Reproduce every line of the material below, but drop the pictures.

···

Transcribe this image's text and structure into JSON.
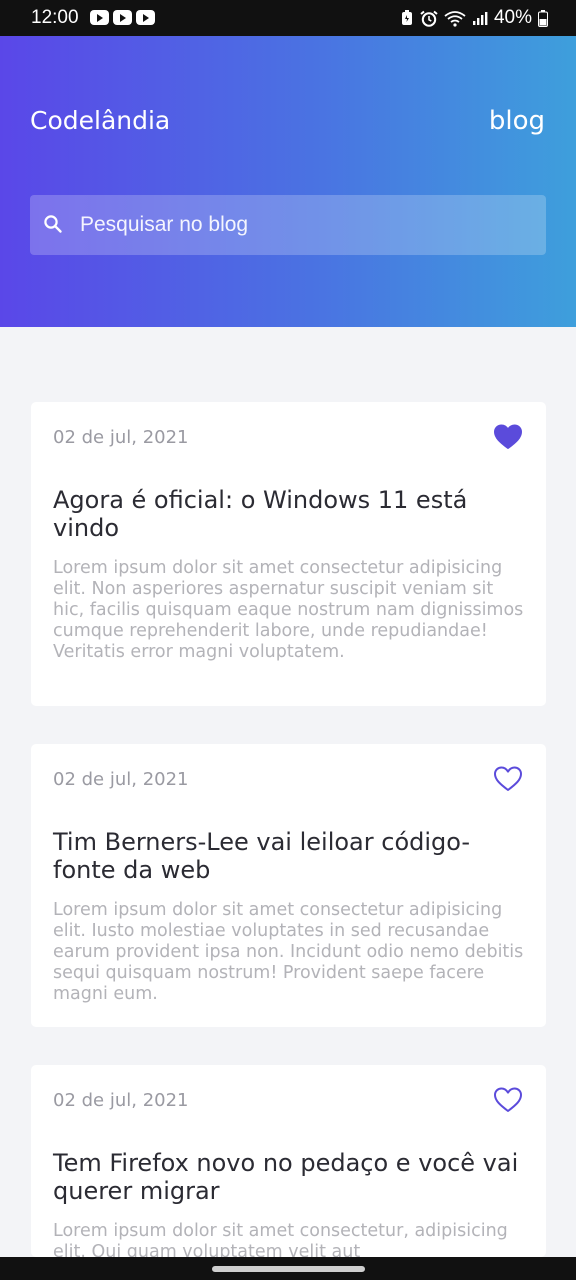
{
  "status_bar": {
    "time": "12:00",
    "battery": "40%"
  },
  "header": {
    "brand": "Codelândia",
    "link": "blog"
  },
  "search": {
    "placeholder": "Pesquisar no blog",
    "value": ""
  },
  "colors": {
    "accent": "#5b4bdb",
    "gradient_start": "#5a47e8",
    "gradient_end": "#3e9fdc",
    "background": "#f3f4f7"
  },
  "posts": [
    {
      "date": "02 de jul, 2021",
      "liked": true,
      "title": "Agora é oficial: o Windows 11 está vindo",
      "body": "Lorem ipsum dolor sit amet consectetur adipisicing elit. Non asperiores aspernatur suscipit veniam sit hic, facilis quisquam eaque nostrum nam dignissimos cumque reprehenderit labore, unde repudiandae! Veritatis error magni voluptatem."
    },
    {
      "date": "02 de jul, 2021",
      "liked": false,
      "title": "Tim Berners-Lee vai leiloar código-fonte da web",
      "body": "Lorem ipsum dolor sit amet consectetur adipisicing elit. Iusto molestiae voluptates in sed recusandae earum provident ipsa non. Incidunt odio nemo debitis sequi quisquam nostrum! Provident saepe facere magni eum."
    },
    {
      "date": "02 de jul, 2021",
      "liked": false,
      "title": "Tem Firefox novo no pedaço e você vai querer migrar",
      "body": "Lorem ipsum dolor sit amet consectetur, adipisicing elit. Qui quam voluptatem velit aut"
    }
  ]
}
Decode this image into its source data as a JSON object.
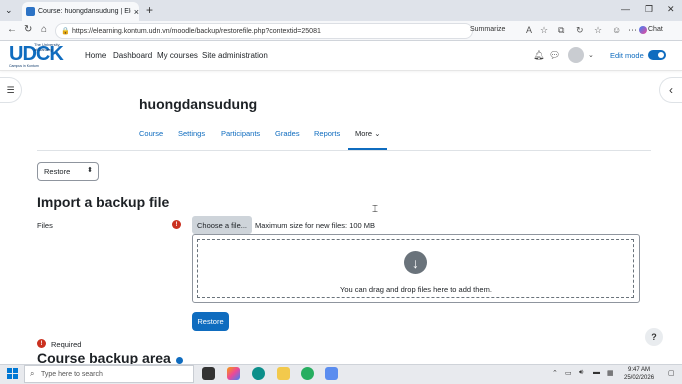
{
  "browser": {
    "tab_title": "Course: huongdansudung | Elearn",
    "url": "https://elearning.kontum.udn.vn/moodle/backup/restorefile.php?contextid=25081",
    "summarize_label": "Summarize",
    "copilot_label": "Chat"
  },
  "header": {
    "logo_main": "UDCK",
    "logo_line1": "The University",
    "logo_line2": "of Danang",
    "logo_sub": "Campus in Kontum",
    "nav": [
      "Home",
      "Dashboard",
      "My courses",
      "Site administration"
    ],
    "edit_mode_label": "Edit mode"
  },
  "course": {
    "title": "huongdansudung",
    "tabs": [
      "Course",
      "Settings",
      "Participants",
      "Grades",
      "Reports",
      "More"
    ]
  },
  "page": {
    "select_value": "Restore",
    "import_heading": "Import a backup file",
    "files_label": "Files",
    "choose_button": "Choose a file...",
    "max_size": "Maximum size for new files: 100 MB",
    "drop_text": "You can drag and drop files here to add them.",
    "restore_button": "Restore",
    "required_text": "Required",
    "backup_area_heading": "Course backup area",
    "help_label": "?"
  },
  "taskbar": {
    "search_placeholder": "Type here to search",
    "time": "9:47 AM",
    "date": "25/02/2026"
  },
  "colors": {
    "accent": "#0f6cbf",
    "required": "#ca3120"
  }
}
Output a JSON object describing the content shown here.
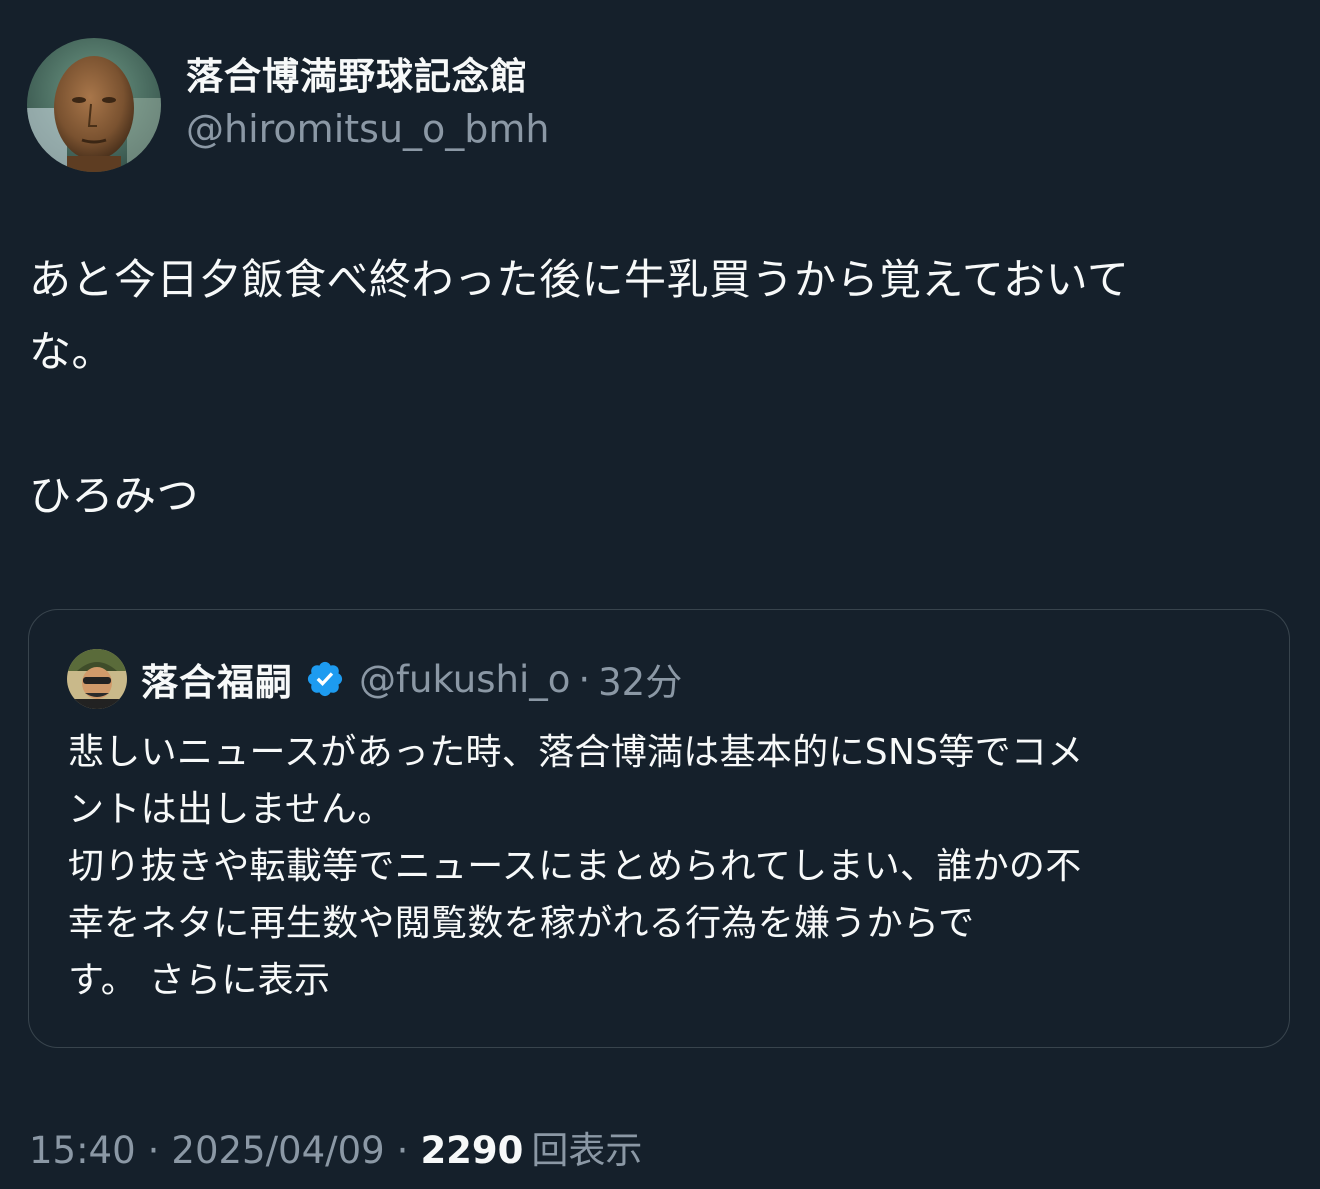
{
  "tweet": {
    "author_name": "落合博満野球記念館",
    "author_handle": "@hiromitsu_o_bmh",
    "text": "あと今日夕飯食べ終わった後に牛乳買うから覚えておいて\nな。\n\nひろみつ",
    "timestamp": "15:40",
    "date": "2025/04/09",
    "separator": "·",
    "views_count": "2290",
    "views_label": "回表示"
  },
  "quote": {
    "author_name": "落合福嗣",
    "author_handle": "@fukushi_o",
    "separator": "·",
    "time_ago": "32分",
    "text": "悲しいニュースがあった時、落合博満は基本的にSNS等でコメ\nントは出しません。\n切り抜きや転載等でニュースにまとめられてしまい、誰かの不\n幸をネタに再生数や閲覧数を稼がれる行為を嫌うからで\nす。 ",
    "show_more": "さらに表示",
    "verified_color": "#1d9bf0"
  },
  "icons": {
    "verified": "verified-badge-icon"
  },
  "colors": {
    "background": "#15202b",
    "text_primary": "#f7f9f9",
    "text_secondary": "#8b98a5",
    "border": "#38444d"
  }
}
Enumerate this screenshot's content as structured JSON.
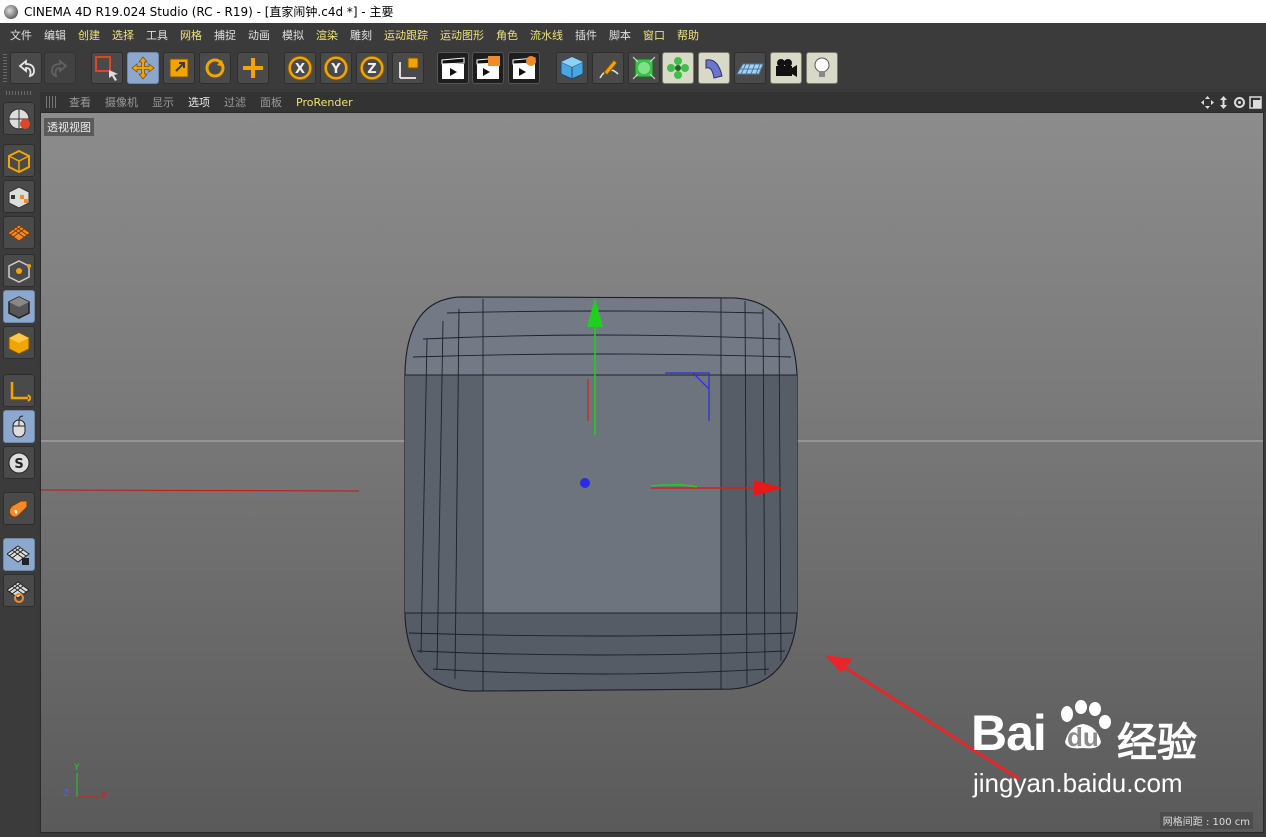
{
  "window": {
    "title": "CINEMA 4D R19.024 Studio (RC - R19) - [直家闹钟.c4d *] - 主要"
  },
  "menu": [
    "文件",
    "编辑",
    "创建",
    "选择",
    "工具",
    "网格",
    "捕捉",
    "动画",
    "模拟",
    "渲染",
    "雕刻",
    "运动跟踪",
    "运动图形",
    "角色",
    "流水线",
    "插件",
    "脚本",
    "窗口",
    "帮助"
  ],
  "viewport_menu": [
    "查看",
    "摄像机",
    "显示",
    "选项",
    "过滤",
    "面板",
    "ProRender"
  ],
  "viewport": {
    "label": "透视视图",
    "grid_spacing": "网格间距 : 100 cm",
    "axis_y": "Y",
    "axis_z": "Z",
    "axis_x": "X"
  },
  "watermark": {
    "brand": "Bai",
    "brand2": "du",
    "cn": "经验",
    "url": "jingyan.baidu.com"
  },
  "colors": {
    "accent": "#f0e27a",
    "selected": "#8da8cf",
    "arrow": "#e8262a"
  }
}
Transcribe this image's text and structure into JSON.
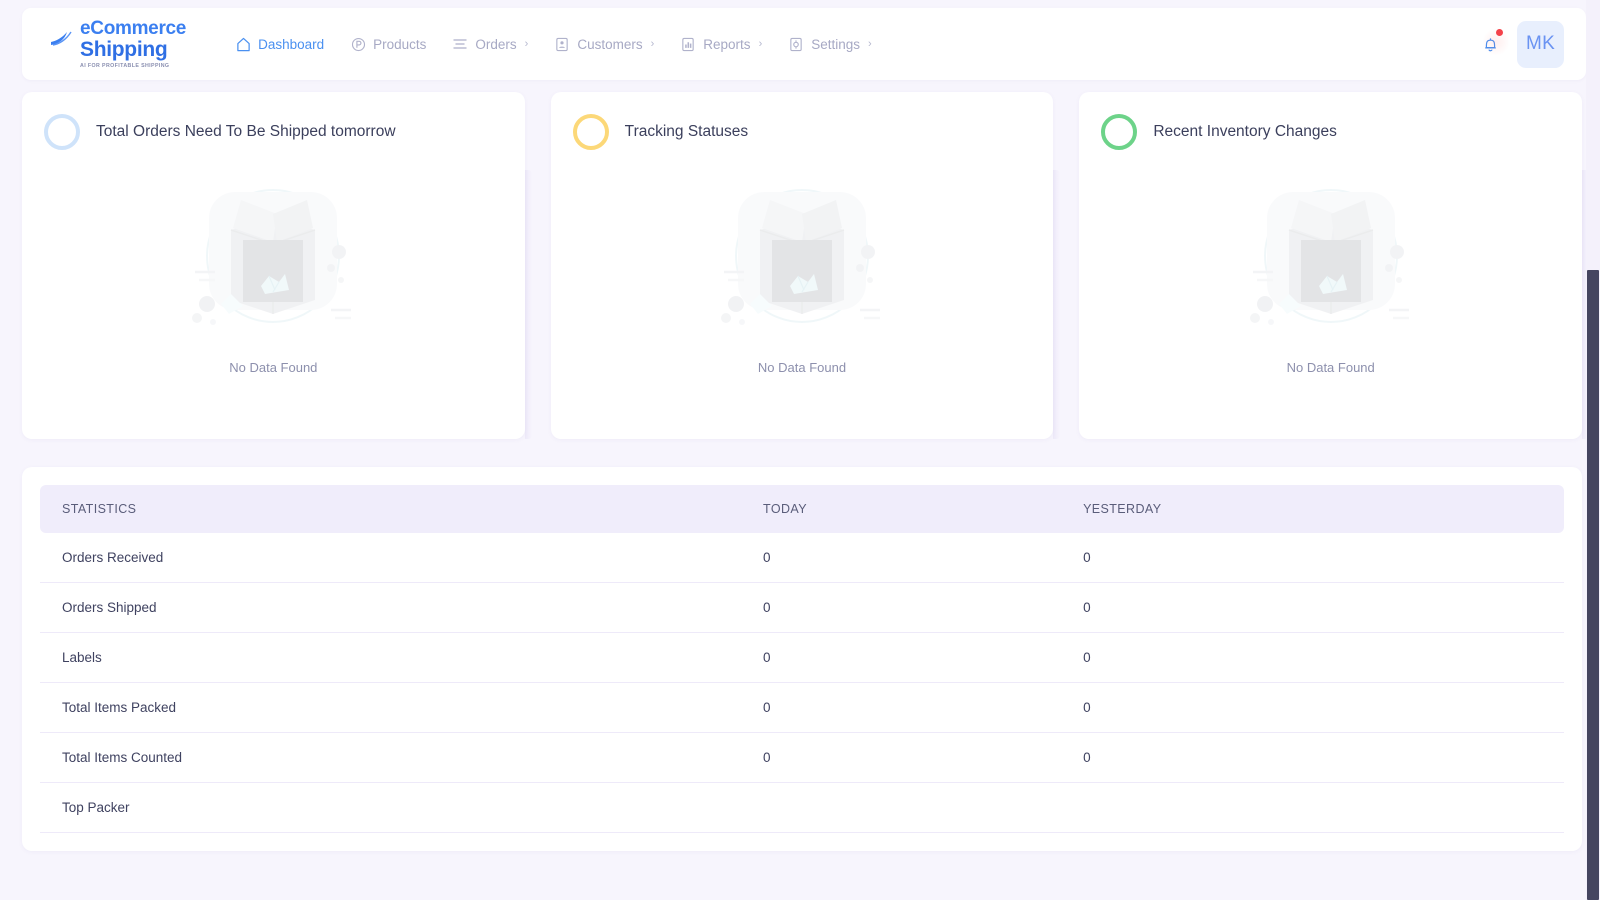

···

**Finished task**
Transcribe this image's text and structure into JSON.
{
  "status_bar": {
    "time": "12:00",
    "battery": "40%"
  },
  "header": {
    "brand": "Codelândia",
    "link": "blog"
  },
  "search": {
    "placeholder": "Pesquisar no blog",
    "value": ""
  },
  "colors": {
    "accent": "#5b4bdb",
    "gradient_start": "#5a47e8",
    "gradient_end": "#3e9fdc",
    "background": "#f3f4f7"
  },
  "posts": [
    {
      "date": "02 de jul, 2021",
      "liked": true,
      "title": "Agora é oficial: o Windows 11 está vindo",
      "body": "Lorem ipsum dolor sit amet consectetur adipisicing elit. Non asperiores aspernatur suscipit veniam sit hic, facilis quisquam eaque nostrum nam dignissimos cumque reprehenderit labore, unde repudiandae! Veritatis error magni voluptatem."
    },
    {
      "date": "02 de jul, 2021",
      "liked": false,
      "title": "Tim Berners-Lee vai leiloar código-fonte da web",
      "body": "Lorem ipsum dolor sit amet consectetur adipisicing elit. Iusto molestiae voluptates in sed recusandae earum provident ipsa non. Incidunt odio nemo debitis sequi quisquam nostrum! Provident saepe facere magni eum."
    },
    {
      "date": "02 de jul, 2021",
      "liked": false,
      "title": "Tem Firefox novo no pedaço e você vai querer migrar",
      "body": "Lorem ipsum dolor sit amet consectetur, adipisicing elit. Qui quam voluptatem velit aut"
    }
  ]
}
Decode this image into its source data as a JSON object.
{
  "browser": {
    "tab_title": "Course: huongdansudung | Elearn",
    "url": "https://elearning.kontum.udn.vn/moodle/backup/restorefile.php?contextid=25081",
    "summarize_label": "Summarize",
    "copilot_label": "Chat"
  },
  "header": {
    "logo_main": "UDCK",
    "logo_line1": "The University",
    "logo_line2": "of Danang",
    "logo_sub": "Campus in Kontum",
    "nav": [
      "Home",
      "Dashboard",
      "My courses",
      "Site administration"
    ],
    "edit_mode_label": "Edit mode"
  },
  "course": {
    "title": "huongdansudung",
    "tabs": [
      "Course",
      "Settings",
      "Participants",
      "Grades",
      "Reports",
      "More"
    ]
  },
  "page": {
    "select_value": "Restore",
    "import_heading": "Import a backup file",
    "files_label": "Files",
    "choose_button": "Choose a file...",
    "max_size": "Maximum size for new files: 100 MB",
    "drop_text": "You can drag and drop files here to add them.",
    "restore_button": "Restore",
    "required_text": "Required",
    "backup_area_heading": "Course backup area",
    "help_label": "?"
  },
  "taskbar": {
    "search_placeholder": "Type here to search",
    "time": "9:47 AM",
    "date": "25/02/2026"
  },
  "colors": {
    "accent": "#0f6cbf",
    "required": "#ca3120"
  }
}
Output a JSON object describing the content shown here.
{
  "tweet": {
    "author_name": "落合博満野球記念館",
    "author_handle": "@hiromitsu_o_bmh",
    "text": "あと今日夕飯食べ終わった後に牛乳買うから覚えておいて\nな。\n\nひろみつ",
    "timestamp": "15:40",
    "date": "2025/04/09",
    "separator": "·",
    "views_count": "2290",
    "views_label": "回表示"
  },
  "quote": {
    "author_name": "落合福嗣",
    "author_handle": "@fukushi_o",
    "separator": "·",
    "time_ago": "32分",
    "text": "悲しいニュースがあった時、落合博満は基本的にSNS等でコメ\nントは出しません。\n切り抜きや転載等でニュースにまとめられてしまい、誰かの不\n幸をネタに再生数や閲覧数を稼がれる行為を嫌うからで\nす。 ",
    "show_more": "さらに表示",
    "verified_color": "#1d9bf0"
  },
  "icons": {
    "verified": "verified-badge-icon"
  },
  "colors": {
    "background": "#15202b",
    "text_primary": "#f7f9f9",
    "text_secondary": "#8b98a5",
    "border": "#38444d"
  }
}
Enumerate this screenshot's content as structured JSON.
{
  "window": {
    "title": "CINEMA 4D R19.024 Studio (RC - R19) - [直家闹钟.c4d *] - 主要"
  },
  "menu": [
    "文件",
    "编辑",
    "创建",
    "选择",
    "工具",
    "网格",
    "捕捉",
    "动画",
    "模拟",
    "渲染",
    "雕刻",
    "运动跟踪",
    "运动图形",
    "角色",
    "流水线",
    "插件",
    "脚本",
    "窗口",
    "帮助"
  ],
  "viewport_menu": [
    "查看",
    "摄像机",
    "显示",
    "选项",
    "过滤",
    "面板",
    "ProRender"
  ],
  "viewport": {
    "label": "透视视图",
    "grid_spacing": "网格间距 : 100 cm",
    "axis_y": "Y",
    "axis_z": "Z",
    "axis_x": "X"
  },
  "watermark": {
    "brand": "Bai",
    "brand2": "du",
    "cn": "经验",
    "url": "jingyan.baidu.com"
  },
  "colors": {
    "accent": "#f0e27a",
    "selected": "#8da8cf",
    "arrow": "#e8262a"
  }
}
Transcribe this image's text and structure into JSON.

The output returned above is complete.